- Extracted information
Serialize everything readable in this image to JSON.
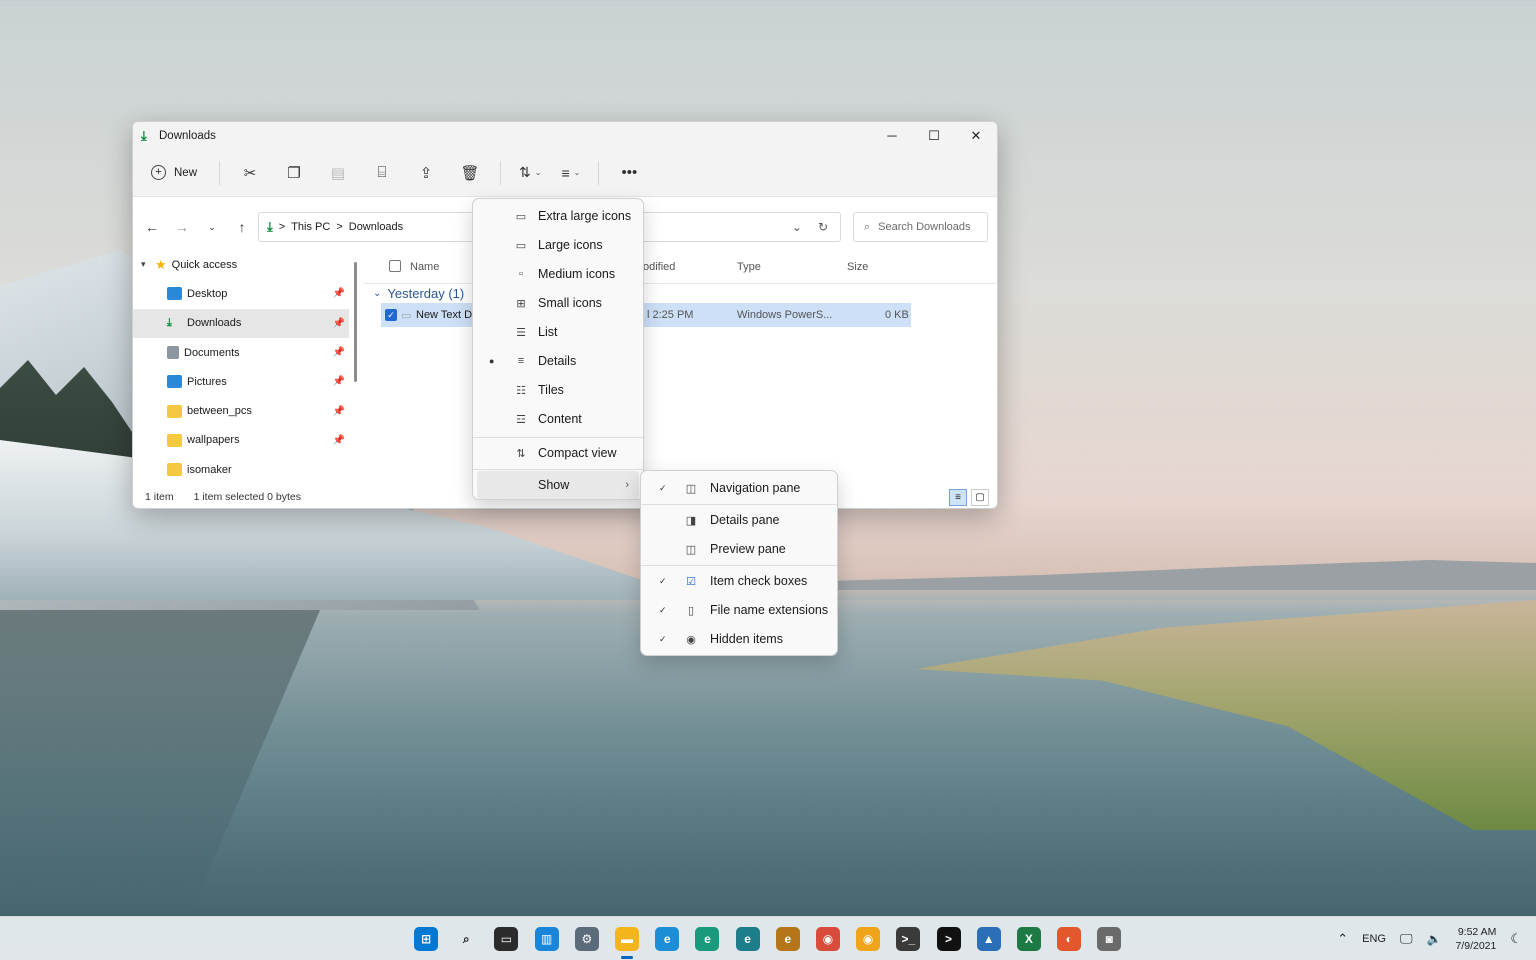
{
  "window": {
    "title": "Downloads",
    "controls": [
      "─",
      "☐",
      "✕"
    ]
  },
  "toolbar": {
    "new_label": "New"
  },
  "address": {
    "sep": ">",
    "crumbs": [
      "This PC",
      "Downloads"
    ],
    "search_placeholder": "Search Downloads"
  },
  "sidebar": {
    "items": [
      {
        "label": "Quick access",
        "icon": "star-icon",
        "color": "#f2b400"
      },
      {
        "label": "Desktop",
        "icon": "desktop-icon",
        "color": "#2b88d8"
      },
      {
        "label": "Downloads",
        "icon": "download-icon",
        "color": "#0a8a3c"
      },
      {
        "label": "Documents",
        "icon": "document-icon",
        "color": "#6f7b85"
      },
      {
        "label": "Pictures",
        "icon": "pictures-icon",
        "color": "#2b88d8"
      },
      {
        "label": "between_pcs",
        "icon": "folder-icon",
        "color": "#f5c842"
      },
      {
        "label": "wallpapers",
        "icon": "folder-icon",
        "color": "#f5c842"
      },
      {
        "label": "isomaker",
        "icon": "folder-icon",
        "color": "#f5c842"
      }
    ]
  },
  "columns": {
    "name": "Name",
    "modified": "odified",
    "type": "Type",
    "size": "Size"
  },
  "group": {
    "label": "Yesterday (1)"
  },
  "file": {
    "name": "New Text Do",
    "modified": "l 2:25 PM",
    "type": "Windows PowerS...",
    "size": "0 KB"
  },
  "status": {
    "count": "1 item",
    "selected": "1 item selected  0 bytes"
  },
  "view_menu": {
    "items": [
      {
        "label": "Extra large icons",
        "icon": "monitor-icon"
      },
      {
        "label": "Large icons",
        "icon": "monitor-icon"
      },
      {
        "label": "Medium icons",
        "icon": "monitor-icon"
      },
      {
        "label": "Small icons",
        "icon": "grid-icon"
      },
      {
        "label": "List",
        "icon": "list-icon"
      },
      {
        "label": "Details",
        "icon": "details-icon",
        "selected": true
      },
      {
        "label": "Tiles",
        "icon": "tiles-icon"
      },
      {
        "label": "Content",
        "icon": "content-icon"
      },
      {
        "label": "Compact view",
        "icon": "compact-icon"
      },
      {
        "label": "Show",
        "icon": "",
        "submenu": true
      }
    ]
  },
  "show_menu": {
    "items": [
      {
        "label": "Navigation pane",
        "checked": true
      },
      {
        "label": "Details pane",
        "checked": false
      },
      {
        "label": "Preview pane",
        "checked": false
      },
      {
        "label": "Item check boxes",
        "checked": true
      },
      {
        "label": "File name extensions",
        "checked": true
      },
      {
        "label": "Hidden items",
        "checked": true
      }
    ]
  },
  "taskbar": {
    "apps": [
      {
        "name": "start",
        "color": "#0078d4",
        "glyph": "⊞"
      },
      {
        "name": "search",
        "color": "transparent",
        "glyph": "⌕"
      },
      {
        "name": "task-view",
        "color": "#2b2b2b",
        "glyph": "▭"
      },
      {
        "name": "widgets",
        "color": "#1a86d9",
        "glyph": "▥"
      },
      {
        "name": "settings",
        "color": "#5b6b7a",
        "glyph": "⚙"
      },
      {
        "name": "file-explorer",
        "color": "#f3b51b",
        "glyph": "▬",
        "active": true
      },
      {
        "name": "edge",
        "color": "#1c8ed6",
        "glyph": "e"
      },
      {
        "name": "edge-beta",
        "color": "#1a9a7d",
        "glyph": "e"
      },
      {
        "name": "edge-dev",
        "color": "#1b7e8a",
        "glyph": "e"
      },
      {
        "name": "edge-canary",
        "color": "#b5761a",
        "glyph": "e"
      },
      {
        "name": "chrome",
        "color": "#d94b3a",
        "glyph": "◉"
      },
      {
        "name": "chrome-canary",
        "color": "#f0a419",
        "glyph": "◉"
      },
      {
        "name": "terminal",
        "color": "#3a3a3a",
        "glyph": ">_"
      },
      {
        "name": "command-prompt",
        "color": "#111111",
        "glyph": ">"
      },
      {
        "name": "photos",
        "color": "#2a6fb8",
        "glyph": "▲"
      },
      {
        "name": "excel",
        "color": "#1e7a45",
        "glyph": "X"
      },
      {
        "name": "firefox",
        "color": "#e2572c",
        "glyph": "◐"
      },
      {
        "name": "camera",
        "color": "#6a6a6a",
        "glyph": "◙"
      }
    ],
    "tray": {
      "lang": "ENG",
      "time": "9:52 AM",
      "date": "7/9/2021"
    }
  }
}
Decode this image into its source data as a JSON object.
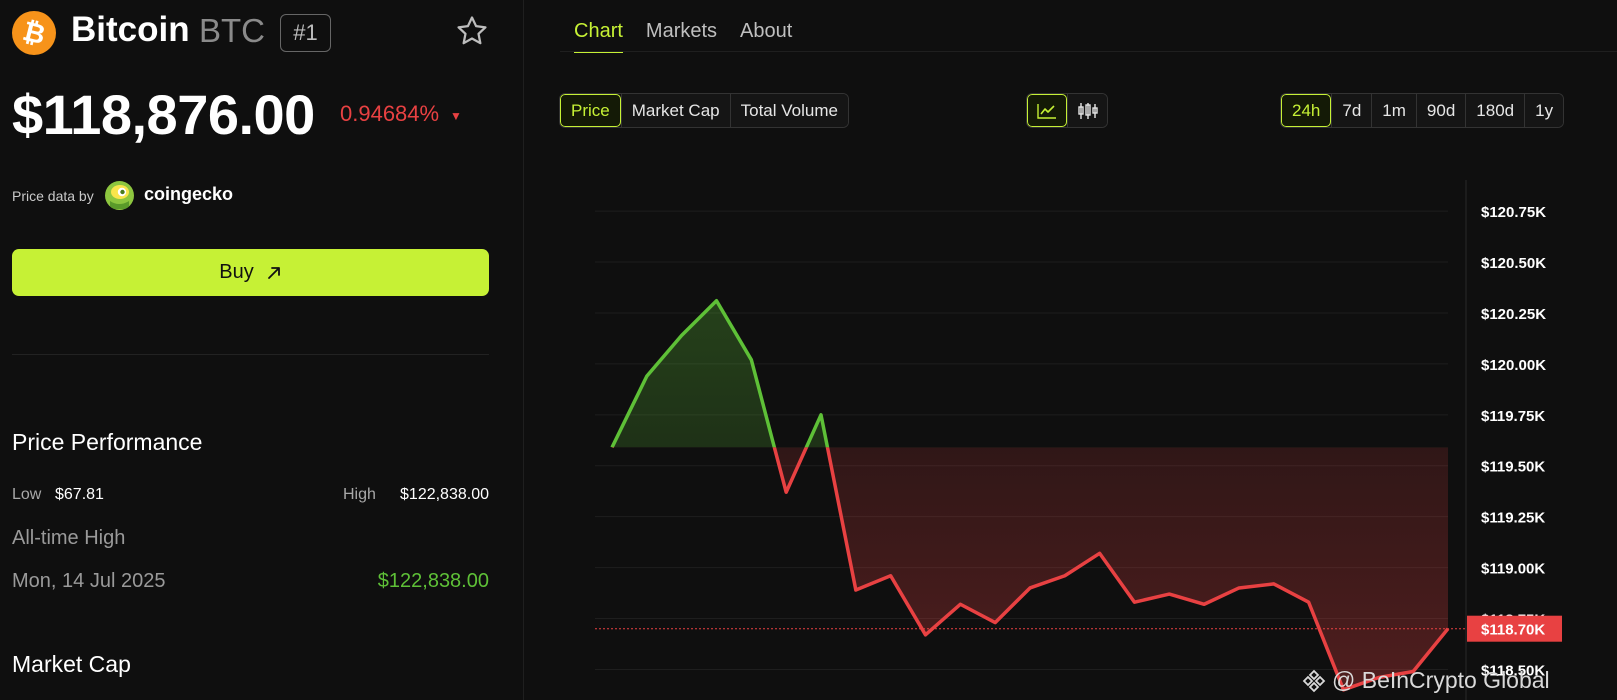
{
  "coin": {
    "name": "Bitcoin",
    "symbol": "BTC",
    "rank": "#1",
    "logo_glyph": "₿",
    "price": "$118,876.00",
    "change": "0.94684%",
    "change_direction": "down",
    "change_arrow": "▼",
    "favorite_icon": "star-icon"
  },
  "source": {
    "label": "Price data by",
    "provider": "coingecko"
  },
  "buy": {
    "label": "Buy",
    "icon": "arrow-up-right-icon",
    "color": "#c6f135"
  },
  "performance": {
    "title": "Price Performance",
    "low_label": "Low",
    "low_value": "$67.81",
    "high_label": "High",
    "high_value": "$122,838.00",
    "ath_label": "All-time High",
    "ath_date": "Mon, 14 Jul 2025",
    "ath_value": "$122,838.00"
  },
  "market_cap": {
    "title": "Market Cap"
  },
  "tabs": [
    {
      "label": "Chart",
      "active": true
    },
    {
      "label": "Markets",
      "active": false
    },
    {
      "label": "About",
      "active": false
    }
  ],
  "metric_options": [
    {
      "label": "Price",
      "active": true
    },
    {
      "label": "Market Cap",
      "active": false
    },
    {
      "label": "Total Volume",
      "active": false
    }
  ],
  "view_options": [
    {
      "icon": "line-chart-icon",
      "active": true
    },
    {
      "icon": "candlestick-icon",
      "active": false
    }
  ],
  "range_options": [
    {
      "label": "24h",
      "active": true
    },
    {
      "label": "7d",
      "active": false
    },
    {
      "label": "1m",
      "active": false
    },
    {
      "label": "90d",
      "active": false
    },
    {
      "label": "180d",
      "active": false
    },
    {
      "label": "1y",
      "active": false
    }
  ],
  "colors": {
    "accent": "#c6f135",
    "up": "#5ec037",
    "down": "#e84142",
    "bitcoin": "#f7931a"
  },
  "chart_data": {
    "type": "line",
    "series": [
      {
        "values": [
          119.59,
          119.94,
          120.14,
          120.31,
          120.02,
          119.37,
          119.75,
          118.89,
          118.96,
          118.67,
          118.82,
          118.73,
          118.9,
          118.96,
          119.07,
          118.83,
          118.87,
          118.82,
          118.9,
          118.92,
          118.83,
          118.4,
          118.46,
          118.49,
          118.7
        ]
      }
    ],
    "baseline": 119.59,
    "current_value": 118.7,
    "current_label": "$118.70K",
    "y_ticks": [
      120.75,
      120.5,
      120.25,
      120.0,
      119.75,
      119.5,
      119.25,
      119.0,
      118.75,
      118.5
    ],
    "y_tick_labels": [
      "$120.75K",
      "$120.50K",
      "$120.25K",
      "$120.00K",
      "$119.75K",
      "$119.50K",
      "$119.25K",
      "$119.00K",
      "$118.75K",
      "$118.50K"
    ],
    "ylim": [
      118.35,
      121.05
    ],
    "grid": true
  },
  "watermark": "@ BeInCrypto Global"
}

- Problem to solve
Look through the data above. Copy every line with the string "edge" in it.

- Task response
        "name": "edge",
        "name": "edge-beta",
        "name": "edge-dev",
        "name": "edge-canary",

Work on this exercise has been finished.